Exercise directions
Copy every entry exactly.

Input data
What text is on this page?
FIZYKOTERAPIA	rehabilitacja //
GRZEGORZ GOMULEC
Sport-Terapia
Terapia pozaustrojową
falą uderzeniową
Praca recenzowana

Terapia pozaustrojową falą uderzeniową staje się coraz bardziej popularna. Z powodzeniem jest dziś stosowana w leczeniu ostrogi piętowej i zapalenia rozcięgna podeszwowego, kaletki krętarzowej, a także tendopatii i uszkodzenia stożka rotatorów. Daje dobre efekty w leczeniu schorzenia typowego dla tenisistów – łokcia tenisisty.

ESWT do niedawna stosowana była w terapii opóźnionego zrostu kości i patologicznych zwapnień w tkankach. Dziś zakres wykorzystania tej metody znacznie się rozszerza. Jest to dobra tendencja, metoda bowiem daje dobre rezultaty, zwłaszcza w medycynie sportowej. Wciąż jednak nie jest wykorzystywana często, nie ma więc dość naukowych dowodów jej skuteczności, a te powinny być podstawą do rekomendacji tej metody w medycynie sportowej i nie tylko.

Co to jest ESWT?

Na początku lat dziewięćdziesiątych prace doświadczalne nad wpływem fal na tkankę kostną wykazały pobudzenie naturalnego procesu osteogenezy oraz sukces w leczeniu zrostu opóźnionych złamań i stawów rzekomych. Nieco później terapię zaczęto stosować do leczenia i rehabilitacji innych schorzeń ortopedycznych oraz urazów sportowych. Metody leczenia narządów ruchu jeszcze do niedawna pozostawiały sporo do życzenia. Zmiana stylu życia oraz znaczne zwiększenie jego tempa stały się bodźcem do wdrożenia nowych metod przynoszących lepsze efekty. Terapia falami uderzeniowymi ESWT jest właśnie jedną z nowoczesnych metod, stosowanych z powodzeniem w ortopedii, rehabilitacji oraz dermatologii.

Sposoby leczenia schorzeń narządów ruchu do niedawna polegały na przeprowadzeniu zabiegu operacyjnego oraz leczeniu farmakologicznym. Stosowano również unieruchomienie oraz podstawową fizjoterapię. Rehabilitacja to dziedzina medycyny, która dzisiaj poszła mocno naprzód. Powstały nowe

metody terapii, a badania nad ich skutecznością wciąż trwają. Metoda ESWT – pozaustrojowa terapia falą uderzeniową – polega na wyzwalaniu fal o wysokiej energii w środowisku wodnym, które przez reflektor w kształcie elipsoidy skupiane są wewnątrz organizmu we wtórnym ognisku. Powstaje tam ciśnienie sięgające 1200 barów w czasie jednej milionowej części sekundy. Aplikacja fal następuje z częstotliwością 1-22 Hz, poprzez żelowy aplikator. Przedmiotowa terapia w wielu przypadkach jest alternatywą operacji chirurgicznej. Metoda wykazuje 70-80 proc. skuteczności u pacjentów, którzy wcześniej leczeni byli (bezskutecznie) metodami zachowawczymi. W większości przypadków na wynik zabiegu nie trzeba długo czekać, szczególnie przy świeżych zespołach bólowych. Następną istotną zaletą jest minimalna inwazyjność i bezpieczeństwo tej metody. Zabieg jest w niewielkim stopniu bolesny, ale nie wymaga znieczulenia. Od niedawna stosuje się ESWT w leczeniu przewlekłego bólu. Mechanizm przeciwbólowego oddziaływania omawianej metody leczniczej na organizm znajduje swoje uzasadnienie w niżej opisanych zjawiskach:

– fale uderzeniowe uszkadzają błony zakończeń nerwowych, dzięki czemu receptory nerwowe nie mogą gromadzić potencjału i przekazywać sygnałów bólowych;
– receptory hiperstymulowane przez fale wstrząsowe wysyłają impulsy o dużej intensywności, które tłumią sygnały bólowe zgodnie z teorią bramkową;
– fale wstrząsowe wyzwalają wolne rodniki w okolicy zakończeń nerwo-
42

Solution below
What text is on this page?
FIZYKOTERAPIA	rehabilitacja //
GRZEGORZ GOMULEC
Sport-Terapia
Terapia pozaustrojową
falą uderzeniową
Praca recenzowana

Terapia pozaustrojową falą uderzeniową staje się coraz bardziej popularna. Z powodzeniem jest dziś stosowana w leczeniu ostrogi piętowej i zapalenia rozcięgna podeszwowego, kaletki krętarzowej, a także tendopatii i uszkodzenia stożka rotatorów. Daje dobre efekty w leczeniu schorzenia typowego dla tenisistów – łokcia tenisisty.

ESWT do niedawna stosowana była w terapii opóźnionego zrostu kości i patologicznych zwapnień w tkankach. Dziś zakres wykorzystania tej metody znacznie się rozszerza. Jest to dobra tendencja, metoda bowiem daje dobre rezultaty, zwłaszcza w medycynie sportowej. Wciąż jednak nie jest wykorzystywana często, nie ma więc dość naukowych dowodów jej skuteczności, a te powinny być podstawą do rekomendacji tej metody w medycynie sportowej i nie tylko.

Co to jest ESWT?

Na początku lat dziewięćdziesiątych prace doświadczalne nad wpływem fal na tkankę kostną wykazały pobudzenie naturalnego procesu osteogenezy oraz sukces w leczeniu zrostu opóźnionych złamań i stawów rzekomych. Nieco później terapię zaczęto stosować do leczenia i rehabilitacji innych schorzeń ortopedycznych oraz urazów sportowych. Metody leczenia narządów ruchu jeszcze do niedawna pozostawiały sporo do życzenia. Zmiana stylu życia oraz znaczne zwiększenie jego tempa stały się bodźcem do wdrożenia nowych metod przynoszących lepsze efekty. Terapia falami uderzeniowymi ESWT jest właśnie jedną z nowoczesnych metod, stosowanych z powodzeniem w ortopedii, rehabilitacji oraz dermatologii.

Sposoby leczenia schorzeń narządów ruchu do niedawna polegały na przeprowadzeniu zabiegu operacyjnego oraz leczeniu farmakologicznym. Stosowano również unieruchomienie oraz podstawową fizjoterapię. Rehabilitacja to dziedzina medycyny, która dzisiaj poszła mocno naprzód. Powstały nowe

metody terapii, a badania nad ich skutecznością wciąż trwają. Metoda ESWT – pozaustrojowa terapia falą uderzeniową – polega na wyzwalaniu fal o wysokiej energii w środowisku wodnym, które przez reflektor w kształcie elipsoidy skupiane są wewnątrz organizmu we wtórnym ognisku. Powstaje tam ciśnienie sięgające 1200 barów w czasie jednej milionowej części sekundy. Aplikacja fal następuje z częstotliwością 1-22 Hz, poprzez żelowy aplikator. Przedmiotowa terapia w wielu przypadkach jest alternatywą operacji chirurgicznej. Metoda wykazuje 70-80 proc. skuteczności u pacjentów, którzy wcześniej leczeni byli (bezskutecznie) metodami zachowawczymi. W większości przypadków na wynik zabiegu nie trzeba długo czekać, szczególnie przy świeżych zespołach bólowych. Następną istotną zaletą jest minimalna inwazyjność i bezpieczeństwo tej metody. Zabieg jest w niewielkim stopniu bolesny, ale nie wymaga znieczulenia. Od niedawna stosuje się ESWT w leczeniu przewlekłego bólu. Mechanizm przeciwbólowego oddziaływania omawianej metody leczniczej na organizm znajduje swoje uzasadnienie w niżej opisanych zjawiskach:

– fale uderzeniowe uszkadzają błony zakończeń nerwowych, dzięki czemu receptory nerwowe nie mogą gromadzić potencjału i przekazywać sygnałów bólowych;
– receptory hiperstymulowane przez fale wstrząsowe wysyłają impulsy o dużej intensywności, które tłumią sygnały bólowe zgodnie z teorią bramkową;
– fale wstrząsowe wyzwalają wolne rodniki w okolicy zakończeń nerwo-
42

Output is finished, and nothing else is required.